本文 ▸
══════════

道祖神祭り禁止と擬洋風2010/10/04 22:55

舂米学校
 高根町村山北割新井の丸石神で見た「廃仏毀釈」に関連して、『神々の明治維新 -神仏分離と廃仏毀釈』(安丸良夫著)を読んだ。引用されていたものを読んだことがあり、以前から知っていた本だったが、これは名著だった。30年前の出版なのだが、コンパクトな記述の中に、興味深い事実、示唆の多い考察が満載であった。

 道祖神祭りの禁令に関しても記述されていたが、明治五年の山梨県の布告で、門松や追儺(節分の豆まき)なども禁止されたというのは、驚いた。
 このような禁令は、当時の県令(現在の県知事にあたる)であった藤村紫朗氏による。(追記:藤村紫朗氏が県令(権令)になったのは、明治6年からであったが、藤村紫朗氏が民俗信仰を抑圧したのはたしかである)

 この藤村という名前に聞き覚えがあった。山梨には、明治初期の「擬洋風建築」、すなわち、日本の職人が建てた西洋風の建築が多いのだが、それらが、このような建築を奨励した県令の名に因んで「藤村式」と呼ばれているのである。

══════════

提供された記録 ▸

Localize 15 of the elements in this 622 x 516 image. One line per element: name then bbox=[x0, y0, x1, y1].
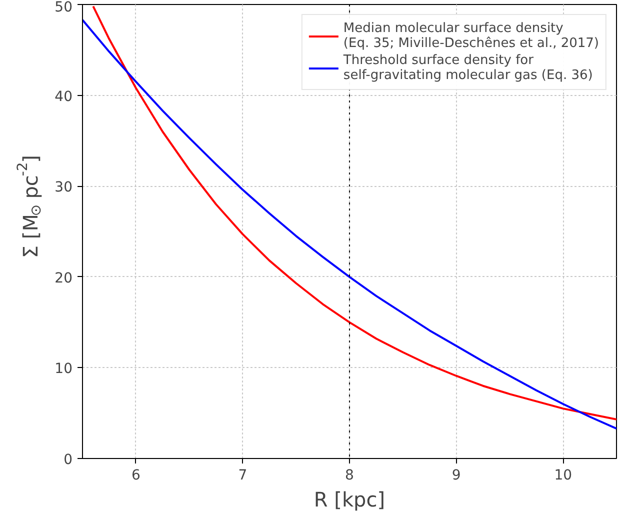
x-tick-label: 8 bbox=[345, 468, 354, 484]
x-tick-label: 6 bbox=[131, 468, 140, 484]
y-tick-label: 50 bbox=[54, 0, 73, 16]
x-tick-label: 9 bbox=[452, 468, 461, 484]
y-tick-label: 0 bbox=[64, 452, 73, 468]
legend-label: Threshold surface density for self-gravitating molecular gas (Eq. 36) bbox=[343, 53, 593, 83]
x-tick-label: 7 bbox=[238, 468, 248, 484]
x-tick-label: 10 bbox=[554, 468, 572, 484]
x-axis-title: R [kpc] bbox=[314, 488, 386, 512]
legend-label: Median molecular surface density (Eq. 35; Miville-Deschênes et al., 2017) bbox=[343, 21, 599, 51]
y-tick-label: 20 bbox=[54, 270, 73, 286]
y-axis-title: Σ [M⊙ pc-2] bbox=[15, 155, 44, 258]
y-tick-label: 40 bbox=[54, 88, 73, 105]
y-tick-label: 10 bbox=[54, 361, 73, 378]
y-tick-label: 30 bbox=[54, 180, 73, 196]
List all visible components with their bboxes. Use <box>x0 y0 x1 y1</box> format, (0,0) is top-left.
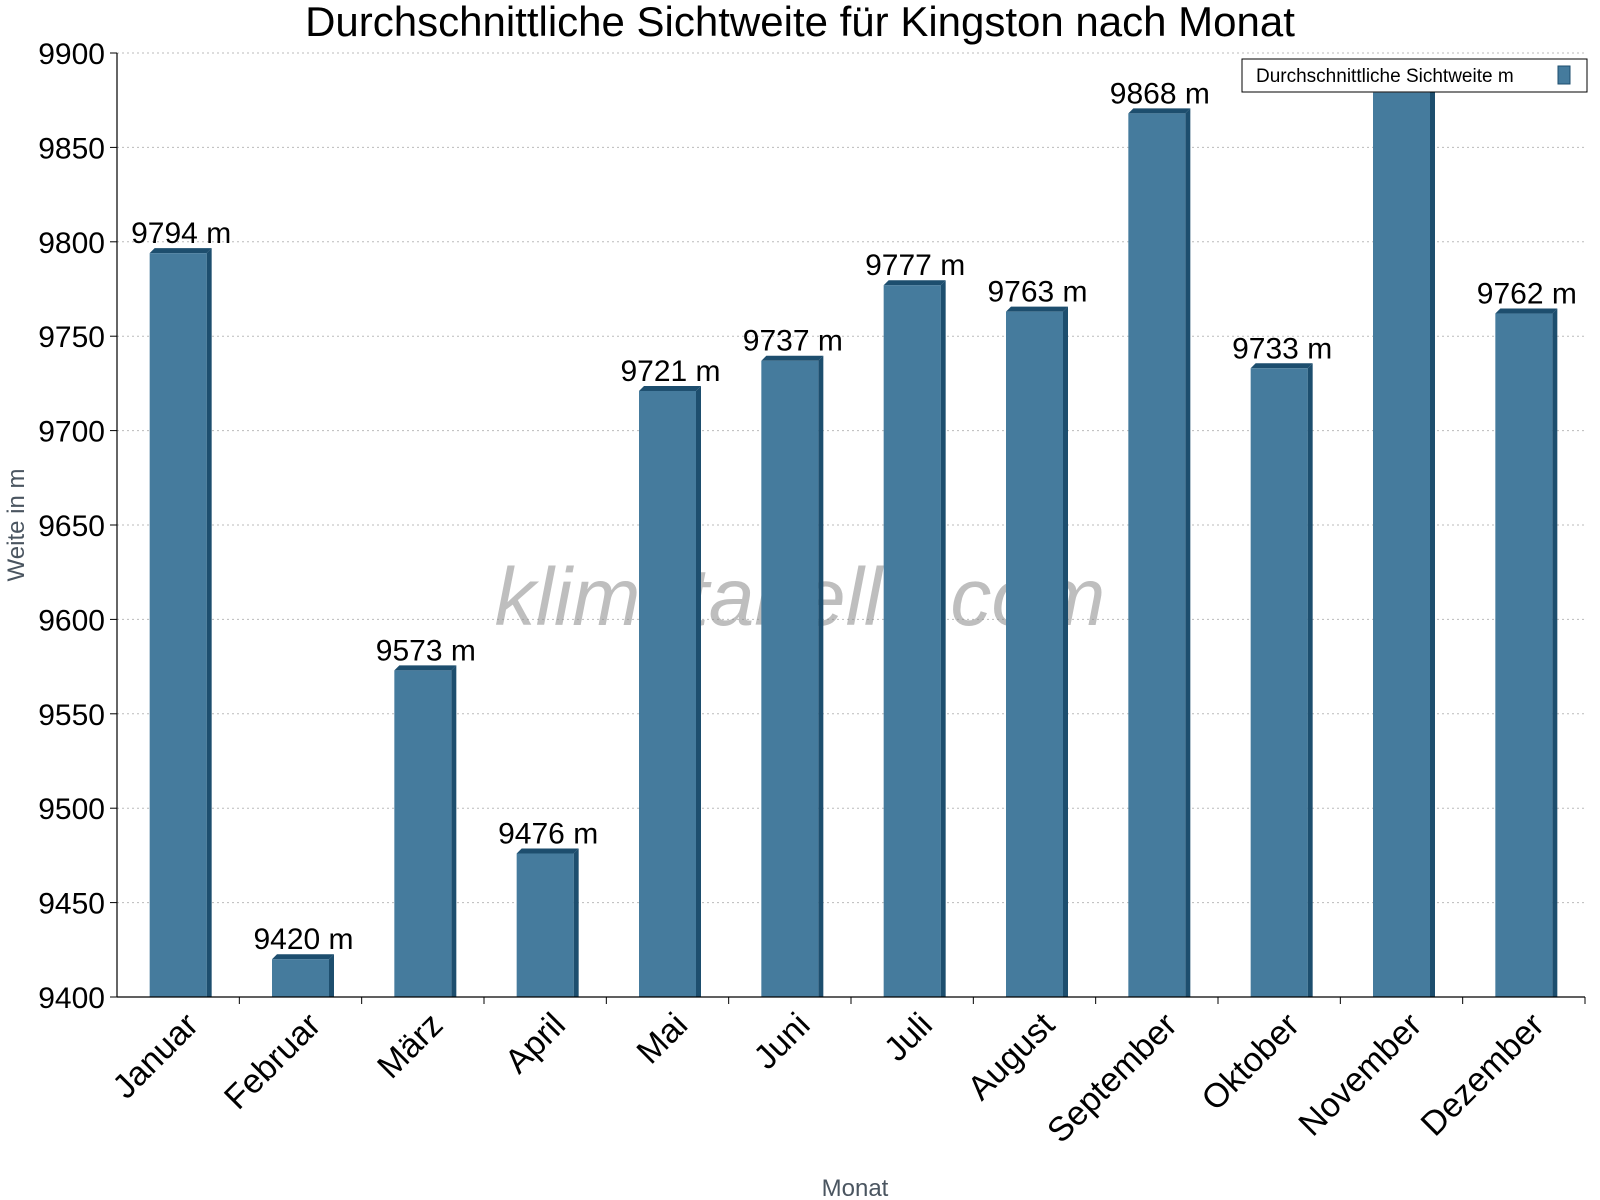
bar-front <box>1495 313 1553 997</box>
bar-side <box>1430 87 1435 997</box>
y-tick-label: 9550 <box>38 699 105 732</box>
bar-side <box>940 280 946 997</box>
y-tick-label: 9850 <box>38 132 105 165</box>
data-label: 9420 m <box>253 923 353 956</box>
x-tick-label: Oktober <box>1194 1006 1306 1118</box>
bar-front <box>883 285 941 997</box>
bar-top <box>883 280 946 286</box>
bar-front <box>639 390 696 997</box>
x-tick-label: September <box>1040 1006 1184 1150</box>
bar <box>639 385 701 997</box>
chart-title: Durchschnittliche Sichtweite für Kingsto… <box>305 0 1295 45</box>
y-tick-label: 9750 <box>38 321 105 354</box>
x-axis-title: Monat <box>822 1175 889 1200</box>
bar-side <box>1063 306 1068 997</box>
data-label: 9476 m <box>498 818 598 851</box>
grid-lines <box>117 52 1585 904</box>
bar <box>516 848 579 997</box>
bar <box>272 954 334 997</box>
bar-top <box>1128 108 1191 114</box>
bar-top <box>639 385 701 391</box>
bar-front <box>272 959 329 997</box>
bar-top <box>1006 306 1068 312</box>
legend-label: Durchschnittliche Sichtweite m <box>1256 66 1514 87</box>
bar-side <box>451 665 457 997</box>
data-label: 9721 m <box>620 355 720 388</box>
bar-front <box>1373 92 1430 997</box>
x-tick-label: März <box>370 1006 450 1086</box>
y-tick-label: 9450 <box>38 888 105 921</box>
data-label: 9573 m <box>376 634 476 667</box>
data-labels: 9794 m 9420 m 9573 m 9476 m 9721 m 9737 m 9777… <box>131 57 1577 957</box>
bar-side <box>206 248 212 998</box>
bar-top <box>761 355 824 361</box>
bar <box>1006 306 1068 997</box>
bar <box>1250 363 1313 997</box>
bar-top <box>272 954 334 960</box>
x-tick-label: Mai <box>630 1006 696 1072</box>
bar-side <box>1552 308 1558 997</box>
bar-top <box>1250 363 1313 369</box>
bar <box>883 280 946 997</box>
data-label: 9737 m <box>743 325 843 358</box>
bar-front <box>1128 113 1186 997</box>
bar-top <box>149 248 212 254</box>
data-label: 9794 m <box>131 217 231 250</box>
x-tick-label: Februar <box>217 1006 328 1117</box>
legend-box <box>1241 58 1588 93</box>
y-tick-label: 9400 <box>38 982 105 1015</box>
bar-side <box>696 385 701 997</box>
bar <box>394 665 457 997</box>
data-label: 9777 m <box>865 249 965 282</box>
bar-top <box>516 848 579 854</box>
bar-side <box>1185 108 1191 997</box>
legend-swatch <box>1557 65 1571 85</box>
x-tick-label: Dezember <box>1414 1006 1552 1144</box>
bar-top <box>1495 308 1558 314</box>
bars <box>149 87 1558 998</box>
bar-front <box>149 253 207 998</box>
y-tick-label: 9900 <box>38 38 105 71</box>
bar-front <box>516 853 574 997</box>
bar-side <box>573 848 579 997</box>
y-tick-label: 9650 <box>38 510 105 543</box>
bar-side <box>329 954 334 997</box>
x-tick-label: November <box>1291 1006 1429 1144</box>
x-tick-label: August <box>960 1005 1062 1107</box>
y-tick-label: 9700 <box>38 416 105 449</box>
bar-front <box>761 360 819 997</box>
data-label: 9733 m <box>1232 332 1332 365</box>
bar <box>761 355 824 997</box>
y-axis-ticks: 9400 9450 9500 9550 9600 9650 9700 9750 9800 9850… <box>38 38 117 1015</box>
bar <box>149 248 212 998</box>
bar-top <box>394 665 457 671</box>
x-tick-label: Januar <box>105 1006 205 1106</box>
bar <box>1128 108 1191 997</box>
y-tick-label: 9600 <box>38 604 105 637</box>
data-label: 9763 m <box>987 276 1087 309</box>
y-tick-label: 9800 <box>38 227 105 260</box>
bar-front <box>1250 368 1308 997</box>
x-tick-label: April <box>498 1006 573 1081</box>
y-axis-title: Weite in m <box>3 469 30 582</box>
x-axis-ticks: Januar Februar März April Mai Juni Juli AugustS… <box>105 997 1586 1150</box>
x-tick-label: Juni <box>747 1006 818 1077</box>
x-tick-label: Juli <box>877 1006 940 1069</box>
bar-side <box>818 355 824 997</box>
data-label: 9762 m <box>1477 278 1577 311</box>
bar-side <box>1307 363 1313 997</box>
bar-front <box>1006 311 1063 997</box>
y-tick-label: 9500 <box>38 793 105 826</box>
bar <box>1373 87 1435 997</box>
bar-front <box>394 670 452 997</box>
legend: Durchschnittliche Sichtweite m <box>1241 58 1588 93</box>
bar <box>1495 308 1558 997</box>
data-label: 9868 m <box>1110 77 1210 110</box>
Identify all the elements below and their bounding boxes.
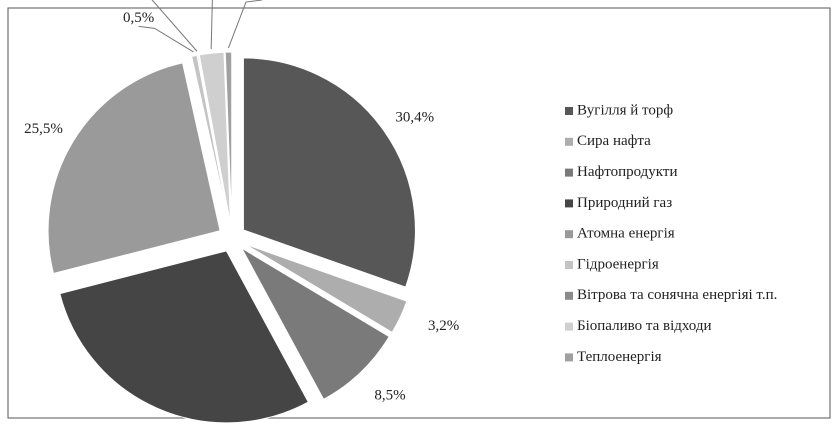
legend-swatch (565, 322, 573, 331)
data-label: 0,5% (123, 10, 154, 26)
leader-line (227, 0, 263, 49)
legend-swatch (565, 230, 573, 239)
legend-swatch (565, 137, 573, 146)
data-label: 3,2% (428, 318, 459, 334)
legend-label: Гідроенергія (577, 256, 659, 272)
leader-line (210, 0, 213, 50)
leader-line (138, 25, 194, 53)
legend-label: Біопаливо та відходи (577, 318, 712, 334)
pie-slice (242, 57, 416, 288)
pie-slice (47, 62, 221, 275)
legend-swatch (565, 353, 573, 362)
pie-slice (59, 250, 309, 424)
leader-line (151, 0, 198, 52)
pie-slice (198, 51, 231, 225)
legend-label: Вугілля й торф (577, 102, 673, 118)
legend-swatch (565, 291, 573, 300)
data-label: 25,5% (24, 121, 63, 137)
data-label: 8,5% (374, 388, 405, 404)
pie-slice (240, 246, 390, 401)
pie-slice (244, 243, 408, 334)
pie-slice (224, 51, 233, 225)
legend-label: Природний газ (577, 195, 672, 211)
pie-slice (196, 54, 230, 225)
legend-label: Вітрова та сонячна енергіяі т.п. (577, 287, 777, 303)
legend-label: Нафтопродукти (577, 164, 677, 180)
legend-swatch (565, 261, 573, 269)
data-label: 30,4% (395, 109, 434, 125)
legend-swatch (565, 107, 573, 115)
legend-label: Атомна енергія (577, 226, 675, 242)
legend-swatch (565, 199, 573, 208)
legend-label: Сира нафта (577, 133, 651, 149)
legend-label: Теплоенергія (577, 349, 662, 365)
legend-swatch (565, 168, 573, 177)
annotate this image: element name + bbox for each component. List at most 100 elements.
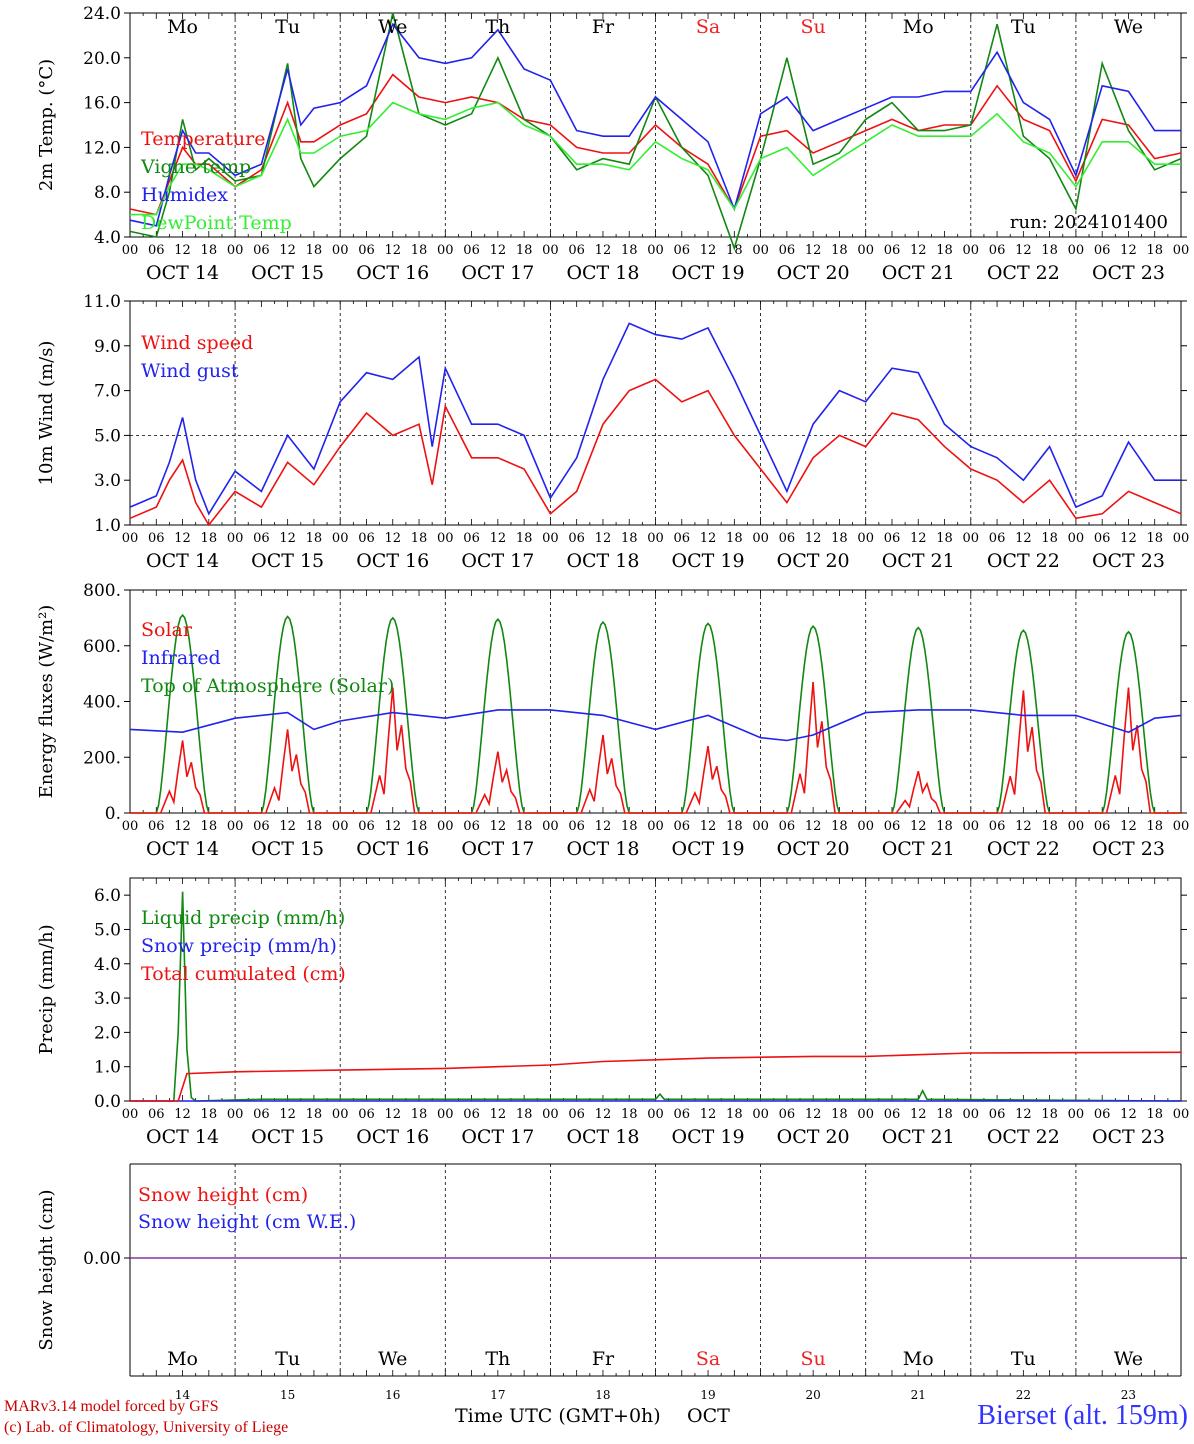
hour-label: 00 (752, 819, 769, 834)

══════════

以下の課題 ▸
1. 本文で禁令や禁止の対象として挙げられている行事や風習を、すべて挙げてください。
2. 本文を、最後の文の後から書き継ぐこと。

課題別の解答 ▸
1. 道祖神祭り、門松、追儺(節分の豆まき)

2.
 擬洋風建築では、信州松本の開智学校が有名だが、山梨の津金学校や舂米(つきよね)小学校も、なかなか味がある。たとえば、写真の富士川町増穂にある舂米小学校である。中央に六角形の鐘楼のような「太鼓堂」があり、そのてっぺんにシャチホコがひとつだけついているというものだ。愛らしいが、どこか奇妙な建築である。
 民俗信仰を根こぎにするかのような禁令を出した「開明派」の県令の名をとどめ、じっさいに文明開化の拠点であった学校。それが、いま見ると、国籍不明であることによって、きわめて「日本的」に見えるというのは、じつに面白い。

丸石神その282010/09/23 11:16

村山北割の丸石神
北杜市高根町村山北割新井の六社神社境内にある、丸石神である。 左はやや扁平になっているが、右はみごとな球だ。右側は、台座の細工も繊細である。弘化四年 (1847)と安政五年( 1858)の銘がある。自然石ではない人工丸石は、やはり幕末の流行だ。

『甲斐路 ふるさとの石造物』(山梨県編)によると、そもそもは道祖神として集落の辻々にあったものが、「道祖神祭廃止の通達」(明治五年:四年という資料もある)のさいに、神社境内に集められたものであるという。

明治の初めは、いわゆる国家神道による、他宗教や民俗信仰への淫祠邪教扱いが苛烈だった時期である。五島崩れなど潜伏キリシタン(隠れキリシタン)の殉教もこの時代だ。

甲斐の山村の民俗信仰も、そこで一部断ち切られたわけである。神社が「六社神社」なのも、小祠が集められたためかもしれない。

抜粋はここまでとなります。